**Work to complete**:
Please retype, word for word, the part of the excerpt on virtues below that begins with the words "Abrahamic religions" and ends with "to work toward.".

**Document segment**:
▬▬▬▬▬▬▬▬▬▬
Most Roman concepts of virtue were also personified as a numinous deity. The primary Roman virtues, both public and private, were:

Ancient India

Valluvar

While religious scriptures generally consider dharma or aṟam (the Tamil term for virtue) as a divine virtue, Valluvar describes it as a way of life rather than any spiritual observance, a way of harmonious living that leads to universal happiness. For this reason, Valluvar keeps aṟam as the cornerstone throughout the writing of the Kural literature. Valluvar considered justice as a facet or product of aram. While many before his time opined that justice cannot be defined and that it was a divine mystery, Valluvar positively suggested that a divine origin is not required to define the concept of justice. In the words of V. R. Nedunchezhiyan, justice according to Valluvar "dwells in the minds of those who have knowledge of the standard of right and wrong; so too deceit dwells in the minds which breed fraud."

Chivalric virtues in medieval Europe

In the 8th century, upon the occasion of his coronation as Holy Roman Emperor, Charlemagne published a list of knightly virtues:
 Love God
 Love your neighbor
 Give alms to the poor
 Entertain strangers
 Visit the sick
 Be merciful to prisoners
 Do ill to no man, nor consent unto such
 Forgive as ye hope to be forgiven
 Redeem the captive
 Help the oppressed
 Defend the cause of the widow and orphan
 Render righteous judgement
 Do not consent to any wrong
 Persevere not in wrath
 Shun excess in eating and drinking
 Be humble and kind
 Serve your liege lord faithfully
 Do not steal
 Do not perjure yourself, nor let others do so
 Envy, hatred and violence separate men from the Kingdom of God
 Defend the Church and promote her cause.

Religious traditions

Abrahamic religions

Bahá'í Faith

The Baháʼí teachings speak of a "Greater Covenant", being universal and endless, and a "Lesser Covenant", being unique to each religious dispensation. At this time Baháʼís view Baháʼu'lláh's revelation as a binding lesser covenant for his followers; in the Baháʼí writings being firm in the covenant is considered a virtue to work toward.
▬▬▬▬▬▬▬▬▬▬
Page layout parsing data

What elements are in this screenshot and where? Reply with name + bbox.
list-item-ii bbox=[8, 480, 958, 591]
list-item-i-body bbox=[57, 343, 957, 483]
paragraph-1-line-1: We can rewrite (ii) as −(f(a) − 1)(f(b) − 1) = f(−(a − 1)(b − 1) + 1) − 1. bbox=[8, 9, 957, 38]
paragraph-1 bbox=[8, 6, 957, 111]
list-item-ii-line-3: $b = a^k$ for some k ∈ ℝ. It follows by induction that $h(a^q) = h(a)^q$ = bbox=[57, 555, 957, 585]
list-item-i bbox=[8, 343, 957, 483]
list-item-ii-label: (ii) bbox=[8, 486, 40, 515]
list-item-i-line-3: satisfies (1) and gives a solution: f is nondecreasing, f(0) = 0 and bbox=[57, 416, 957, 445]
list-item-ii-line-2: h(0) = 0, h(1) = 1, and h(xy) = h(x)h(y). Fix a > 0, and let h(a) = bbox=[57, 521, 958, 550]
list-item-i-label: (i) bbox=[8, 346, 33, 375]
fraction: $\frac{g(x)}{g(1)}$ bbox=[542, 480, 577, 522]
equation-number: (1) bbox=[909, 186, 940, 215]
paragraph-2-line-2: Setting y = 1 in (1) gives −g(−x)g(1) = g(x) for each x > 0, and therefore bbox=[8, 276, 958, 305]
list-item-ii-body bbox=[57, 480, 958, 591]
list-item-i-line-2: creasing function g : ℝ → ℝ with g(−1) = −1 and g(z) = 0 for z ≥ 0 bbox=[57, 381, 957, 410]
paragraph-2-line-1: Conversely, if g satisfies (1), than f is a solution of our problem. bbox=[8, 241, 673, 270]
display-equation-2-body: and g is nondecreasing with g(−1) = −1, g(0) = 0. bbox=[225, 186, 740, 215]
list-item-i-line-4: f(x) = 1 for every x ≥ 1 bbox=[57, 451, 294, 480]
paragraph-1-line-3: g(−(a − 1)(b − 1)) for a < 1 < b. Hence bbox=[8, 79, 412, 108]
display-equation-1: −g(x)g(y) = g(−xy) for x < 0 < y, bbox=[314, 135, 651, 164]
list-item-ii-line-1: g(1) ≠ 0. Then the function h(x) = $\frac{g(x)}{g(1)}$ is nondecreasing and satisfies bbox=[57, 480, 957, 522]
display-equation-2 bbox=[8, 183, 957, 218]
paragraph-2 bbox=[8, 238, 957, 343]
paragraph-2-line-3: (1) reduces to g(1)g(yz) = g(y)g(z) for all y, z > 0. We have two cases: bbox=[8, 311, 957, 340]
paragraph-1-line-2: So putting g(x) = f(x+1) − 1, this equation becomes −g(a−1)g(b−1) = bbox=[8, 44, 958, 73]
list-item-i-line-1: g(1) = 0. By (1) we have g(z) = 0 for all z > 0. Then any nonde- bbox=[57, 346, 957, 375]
▬▬▬▬▬▬▬▬▬▬
**Solution**:
Abrahamic religions

Bahá'í Faith

The Baháʼí teachings speak of a "Greater Covenant", being universal and endless, and a "Lesser Covenant", being unique to each religious dispensation. At this time Baháʼís view Baháʼu'lláh's revelation as a binding lesser covenant for his followers; in the Baháʼí writings being firm in the covenant is considered a virtue to work toward.